#### [TASK OBJECTIVE]
Show each line from the listing that includes the word "PLATE".

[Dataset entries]
= = =

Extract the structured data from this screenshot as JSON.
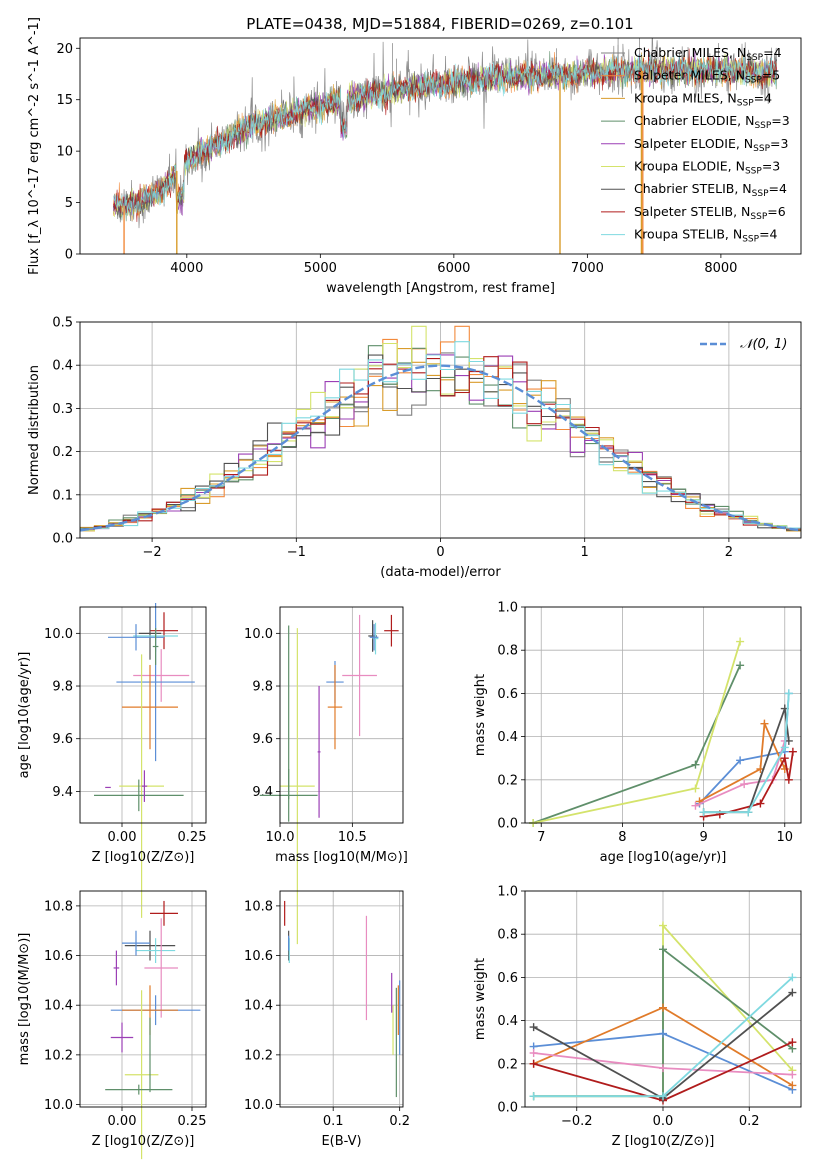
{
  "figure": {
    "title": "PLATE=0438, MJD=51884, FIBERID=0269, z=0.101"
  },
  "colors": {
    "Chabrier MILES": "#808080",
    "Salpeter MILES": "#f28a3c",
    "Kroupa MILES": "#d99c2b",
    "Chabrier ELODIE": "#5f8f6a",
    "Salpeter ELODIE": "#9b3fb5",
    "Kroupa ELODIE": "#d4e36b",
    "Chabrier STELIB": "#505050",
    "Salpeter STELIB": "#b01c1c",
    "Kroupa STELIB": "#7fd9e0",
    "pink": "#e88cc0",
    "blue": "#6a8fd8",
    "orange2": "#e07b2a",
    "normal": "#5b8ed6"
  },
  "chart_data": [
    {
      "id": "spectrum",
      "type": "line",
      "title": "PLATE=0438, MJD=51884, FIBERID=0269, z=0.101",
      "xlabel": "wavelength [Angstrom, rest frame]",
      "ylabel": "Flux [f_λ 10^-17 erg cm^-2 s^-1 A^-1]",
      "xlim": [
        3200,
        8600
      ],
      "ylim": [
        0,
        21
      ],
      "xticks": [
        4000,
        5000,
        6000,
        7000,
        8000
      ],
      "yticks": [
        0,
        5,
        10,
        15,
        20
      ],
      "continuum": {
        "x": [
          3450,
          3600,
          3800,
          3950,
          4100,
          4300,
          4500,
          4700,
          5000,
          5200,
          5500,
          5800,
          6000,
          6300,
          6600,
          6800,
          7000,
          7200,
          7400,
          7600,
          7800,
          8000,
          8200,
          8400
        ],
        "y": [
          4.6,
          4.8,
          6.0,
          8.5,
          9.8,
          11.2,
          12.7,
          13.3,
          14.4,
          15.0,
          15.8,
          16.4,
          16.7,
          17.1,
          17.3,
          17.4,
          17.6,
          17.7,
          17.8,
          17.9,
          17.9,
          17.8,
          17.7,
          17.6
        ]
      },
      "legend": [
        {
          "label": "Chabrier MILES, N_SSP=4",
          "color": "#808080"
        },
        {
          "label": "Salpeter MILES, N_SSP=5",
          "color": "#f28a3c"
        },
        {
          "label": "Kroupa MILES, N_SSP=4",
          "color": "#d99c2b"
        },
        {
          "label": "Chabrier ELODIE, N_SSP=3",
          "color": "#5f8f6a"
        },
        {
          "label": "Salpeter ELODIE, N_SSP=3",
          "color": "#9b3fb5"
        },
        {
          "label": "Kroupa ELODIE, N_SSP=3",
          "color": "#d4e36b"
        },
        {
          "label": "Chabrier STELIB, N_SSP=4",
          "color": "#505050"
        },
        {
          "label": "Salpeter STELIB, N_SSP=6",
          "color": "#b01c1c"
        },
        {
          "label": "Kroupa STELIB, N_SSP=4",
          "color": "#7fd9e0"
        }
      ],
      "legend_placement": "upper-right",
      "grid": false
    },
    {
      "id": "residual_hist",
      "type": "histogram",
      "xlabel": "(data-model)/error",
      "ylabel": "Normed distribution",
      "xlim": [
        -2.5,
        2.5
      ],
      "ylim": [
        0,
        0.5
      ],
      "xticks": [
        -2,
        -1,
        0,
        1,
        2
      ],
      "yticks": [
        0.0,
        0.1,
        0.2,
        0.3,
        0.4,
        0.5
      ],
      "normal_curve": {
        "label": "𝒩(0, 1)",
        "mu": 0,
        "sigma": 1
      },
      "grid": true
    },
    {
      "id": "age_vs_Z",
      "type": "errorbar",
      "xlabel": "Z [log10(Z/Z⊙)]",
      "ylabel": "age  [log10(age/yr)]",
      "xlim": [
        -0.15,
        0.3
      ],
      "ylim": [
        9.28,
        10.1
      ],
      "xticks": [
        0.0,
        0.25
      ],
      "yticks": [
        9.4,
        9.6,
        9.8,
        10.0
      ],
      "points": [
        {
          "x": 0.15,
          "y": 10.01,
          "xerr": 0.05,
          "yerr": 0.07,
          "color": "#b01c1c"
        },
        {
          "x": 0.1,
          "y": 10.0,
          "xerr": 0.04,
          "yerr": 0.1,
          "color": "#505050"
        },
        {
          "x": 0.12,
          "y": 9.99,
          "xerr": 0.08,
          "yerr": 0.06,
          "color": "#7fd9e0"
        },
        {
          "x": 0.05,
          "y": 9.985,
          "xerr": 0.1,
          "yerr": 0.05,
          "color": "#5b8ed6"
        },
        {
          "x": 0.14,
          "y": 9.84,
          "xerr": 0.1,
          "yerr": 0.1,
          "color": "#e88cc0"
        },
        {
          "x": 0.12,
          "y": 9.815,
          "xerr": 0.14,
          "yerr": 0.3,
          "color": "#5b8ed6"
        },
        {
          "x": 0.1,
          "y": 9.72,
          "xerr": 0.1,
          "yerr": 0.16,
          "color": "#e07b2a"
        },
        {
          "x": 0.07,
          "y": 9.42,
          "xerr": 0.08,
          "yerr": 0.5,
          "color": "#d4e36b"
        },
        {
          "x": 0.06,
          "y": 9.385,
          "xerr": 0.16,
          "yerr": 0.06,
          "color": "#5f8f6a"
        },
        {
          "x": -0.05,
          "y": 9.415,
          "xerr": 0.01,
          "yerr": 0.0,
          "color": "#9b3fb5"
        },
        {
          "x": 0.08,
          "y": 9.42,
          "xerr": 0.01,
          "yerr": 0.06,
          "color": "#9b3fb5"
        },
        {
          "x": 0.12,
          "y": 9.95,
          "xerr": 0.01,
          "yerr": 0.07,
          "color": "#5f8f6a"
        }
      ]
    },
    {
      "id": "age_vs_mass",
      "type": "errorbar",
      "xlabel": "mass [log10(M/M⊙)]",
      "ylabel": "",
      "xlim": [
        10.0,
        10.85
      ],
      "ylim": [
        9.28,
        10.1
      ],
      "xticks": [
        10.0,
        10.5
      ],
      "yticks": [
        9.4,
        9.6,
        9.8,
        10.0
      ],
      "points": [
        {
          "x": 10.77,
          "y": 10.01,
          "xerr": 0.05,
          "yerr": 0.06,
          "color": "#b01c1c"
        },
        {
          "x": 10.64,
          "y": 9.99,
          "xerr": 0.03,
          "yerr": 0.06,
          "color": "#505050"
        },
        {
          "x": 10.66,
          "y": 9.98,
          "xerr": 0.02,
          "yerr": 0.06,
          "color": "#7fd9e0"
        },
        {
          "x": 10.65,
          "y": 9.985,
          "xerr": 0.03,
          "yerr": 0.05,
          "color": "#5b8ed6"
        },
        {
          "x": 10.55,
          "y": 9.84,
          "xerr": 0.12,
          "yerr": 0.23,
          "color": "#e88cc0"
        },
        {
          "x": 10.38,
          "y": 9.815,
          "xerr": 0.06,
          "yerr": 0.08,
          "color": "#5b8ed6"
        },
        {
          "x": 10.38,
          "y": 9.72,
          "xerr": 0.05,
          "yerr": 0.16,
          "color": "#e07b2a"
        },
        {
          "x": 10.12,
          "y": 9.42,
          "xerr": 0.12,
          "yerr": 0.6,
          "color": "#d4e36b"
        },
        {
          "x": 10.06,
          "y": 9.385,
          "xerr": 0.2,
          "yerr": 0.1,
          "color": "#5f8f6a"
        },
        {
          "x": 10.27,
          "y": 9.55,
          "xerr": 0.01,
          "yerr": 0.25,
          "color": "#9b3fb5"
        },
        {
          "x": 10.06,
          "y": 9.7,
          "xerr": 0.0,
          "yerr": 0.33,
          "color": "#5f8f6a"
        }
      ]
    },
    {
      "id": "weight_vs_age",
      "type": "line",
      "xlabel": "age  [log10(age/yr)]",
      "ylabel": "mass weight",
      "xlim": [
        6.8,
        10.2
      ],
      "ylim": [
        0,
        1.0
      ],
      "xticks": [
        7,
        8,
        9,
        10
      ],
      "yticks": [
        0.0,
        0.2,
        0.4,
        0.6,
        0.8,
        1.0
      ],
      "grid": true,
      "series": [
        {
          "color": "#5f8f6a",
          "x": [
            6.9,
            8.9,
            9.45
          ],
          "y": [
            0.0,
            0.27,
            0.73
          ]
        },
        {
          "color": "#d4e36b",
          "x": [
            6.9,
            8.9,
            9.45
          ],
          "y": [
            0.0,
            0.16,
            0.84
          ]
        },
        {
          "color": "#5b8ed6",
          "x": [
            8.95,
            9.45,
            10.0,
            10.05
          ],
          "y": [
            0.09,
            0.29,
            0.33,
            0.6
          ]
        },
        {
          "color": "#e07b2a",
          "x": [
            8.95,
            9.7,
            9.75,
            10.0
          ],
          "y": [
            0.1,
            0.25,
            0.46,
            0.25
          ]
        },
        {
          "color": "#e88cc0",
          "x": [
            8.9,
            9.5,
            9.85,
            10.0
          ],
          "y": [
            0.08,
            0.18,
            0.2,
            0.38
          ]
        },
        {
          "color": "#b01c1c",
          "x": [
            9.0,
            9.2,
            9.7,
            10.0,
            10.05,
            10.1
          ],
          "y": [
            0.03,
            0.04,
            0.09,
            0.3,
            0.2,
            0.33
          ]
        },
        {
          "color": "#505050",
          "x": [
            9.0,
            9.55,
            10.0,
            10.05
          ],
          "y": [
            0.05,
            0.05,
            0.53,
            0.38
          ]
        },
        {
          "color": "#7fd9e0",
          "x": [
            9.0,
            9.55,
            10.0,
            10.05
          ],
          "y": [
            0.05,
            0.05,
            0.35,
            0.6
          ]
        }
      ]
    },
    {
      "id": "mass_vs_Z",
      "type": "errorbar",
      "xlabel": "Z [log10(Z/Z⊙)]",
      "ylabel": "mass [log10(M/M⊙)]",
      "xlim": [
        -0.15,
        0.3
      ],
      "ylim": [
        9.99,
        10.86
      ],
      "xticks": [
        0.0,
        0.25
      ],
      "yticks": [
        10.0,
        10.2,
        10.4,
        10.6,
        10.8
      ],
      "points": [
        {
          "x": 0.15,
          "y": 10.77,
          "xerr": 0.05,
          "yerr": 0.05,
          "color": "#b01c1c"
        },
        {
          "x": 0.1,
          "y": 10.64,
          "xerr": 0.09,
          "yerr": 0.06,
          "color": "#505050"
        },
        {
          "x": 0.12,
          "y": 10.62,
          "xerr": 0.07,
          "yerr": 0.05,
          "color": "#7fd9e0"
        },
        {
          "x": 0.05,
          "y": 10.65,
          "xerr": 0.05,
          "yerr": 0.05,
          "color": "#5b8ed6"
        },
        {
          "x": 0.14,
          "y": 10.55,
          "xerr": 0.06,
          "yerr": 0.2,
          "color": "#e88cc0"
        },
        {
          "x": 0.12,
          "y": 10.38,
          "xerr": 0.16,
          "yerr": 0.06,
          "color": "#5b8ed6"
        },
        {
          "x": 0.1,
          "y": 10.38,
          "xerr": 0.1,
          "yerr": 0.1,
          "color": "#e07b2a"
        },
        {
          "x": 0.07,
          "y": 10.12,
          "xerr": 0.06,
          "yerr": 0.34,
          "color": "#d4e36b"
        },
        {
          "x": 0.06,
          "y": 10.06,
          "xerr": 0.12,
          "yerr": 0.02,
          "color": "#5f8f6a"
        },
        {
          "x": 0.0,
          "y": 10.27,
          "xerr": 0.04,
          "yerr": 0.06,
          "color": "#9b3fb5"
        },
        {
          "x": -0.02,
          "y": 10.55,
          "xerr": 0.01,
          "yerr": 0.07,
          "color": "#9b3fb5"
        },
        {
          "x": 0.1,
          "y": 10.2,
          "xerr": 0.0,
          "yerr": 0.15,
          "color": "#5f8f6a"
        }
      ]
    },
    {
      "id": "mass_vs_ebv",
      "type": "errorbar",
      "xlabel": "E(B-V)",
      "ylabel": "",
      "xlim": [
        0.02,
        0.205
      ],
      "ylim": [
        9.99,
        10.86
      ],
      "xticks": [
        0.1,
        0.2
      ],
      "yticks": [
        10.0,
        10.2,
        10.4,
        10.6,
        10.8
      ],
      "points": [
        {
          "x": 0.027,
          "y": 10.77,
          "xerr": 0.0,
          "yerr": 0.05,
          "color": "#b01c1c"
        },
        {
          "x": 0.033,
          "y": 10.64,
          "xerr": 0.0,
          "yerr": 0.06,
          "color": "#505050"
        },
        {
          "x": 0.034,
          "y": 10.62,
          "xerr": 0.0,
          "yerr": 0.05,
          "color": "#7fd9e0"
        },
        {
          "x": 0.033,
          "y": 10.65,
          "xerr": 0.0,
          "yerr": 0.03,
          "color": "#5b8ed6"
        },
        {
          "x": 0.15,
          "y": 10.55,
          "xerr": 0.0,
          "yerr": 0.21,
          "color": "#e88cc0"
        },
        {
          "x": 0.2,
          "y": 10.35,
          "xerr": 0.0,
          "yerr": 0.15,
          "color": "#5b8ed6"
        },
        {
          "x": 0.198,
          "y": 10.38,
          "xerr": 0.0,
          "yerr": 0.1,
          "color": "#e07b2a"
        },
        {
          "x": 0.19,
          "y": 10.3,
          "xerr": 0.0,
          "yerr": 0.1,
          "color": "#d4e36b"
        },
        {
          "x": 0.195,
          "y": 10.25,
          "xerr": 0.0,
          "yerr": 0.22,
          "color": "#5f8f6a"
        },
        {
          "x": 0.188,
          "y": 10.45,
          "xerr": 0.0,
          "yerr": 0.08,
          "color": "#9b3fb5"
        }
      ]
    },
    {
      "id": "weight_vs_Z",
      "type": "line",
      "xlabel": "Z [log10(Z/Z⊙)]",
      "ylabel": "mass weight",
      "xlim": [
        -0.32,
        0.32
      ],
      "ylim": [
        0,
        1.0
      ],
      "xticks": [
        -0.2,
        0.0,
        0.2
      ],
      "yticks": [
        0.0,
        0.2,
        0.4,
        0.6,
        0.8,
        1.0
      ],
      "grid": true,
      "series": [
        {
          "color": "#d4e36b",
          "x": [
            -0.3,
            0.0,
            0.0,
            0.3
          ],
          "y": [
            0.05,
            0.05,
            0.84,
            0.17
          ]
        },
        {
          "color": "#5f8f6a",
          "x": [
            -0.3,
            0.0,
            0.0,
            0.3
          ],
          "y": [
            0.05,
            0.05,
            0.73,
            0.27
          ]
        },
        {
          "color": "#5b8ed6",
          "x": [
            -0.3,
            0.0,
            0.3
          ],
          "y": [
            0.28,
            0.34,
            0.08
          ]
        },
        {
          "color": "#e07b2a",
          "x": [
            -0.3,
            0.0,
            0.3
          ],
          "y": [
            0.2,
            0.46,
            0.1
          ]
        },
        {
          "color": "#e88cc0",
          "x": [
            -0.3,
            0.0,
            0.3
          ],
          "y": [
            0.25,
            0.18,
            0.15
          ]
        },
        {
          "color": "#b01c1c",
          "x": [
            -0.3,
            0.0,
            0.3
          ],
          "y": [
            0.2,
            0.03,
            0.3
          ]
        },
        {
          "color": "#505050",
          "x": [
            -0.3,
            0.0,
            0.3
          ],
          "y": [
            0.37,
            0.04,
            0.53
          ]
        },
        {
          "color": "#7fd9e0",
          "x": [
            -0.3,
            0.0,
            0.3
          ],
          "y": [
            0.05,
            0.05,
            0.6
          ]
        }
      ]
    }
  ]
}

= = =

#### [RESPONSE TO THE TASK]
    "title": "PLATE=0438, MJD=51884, FIBERID=0269, z=0.101"
      "title": "PLATE=0438, MJD=51884, FIBERID=0269, z=0.101",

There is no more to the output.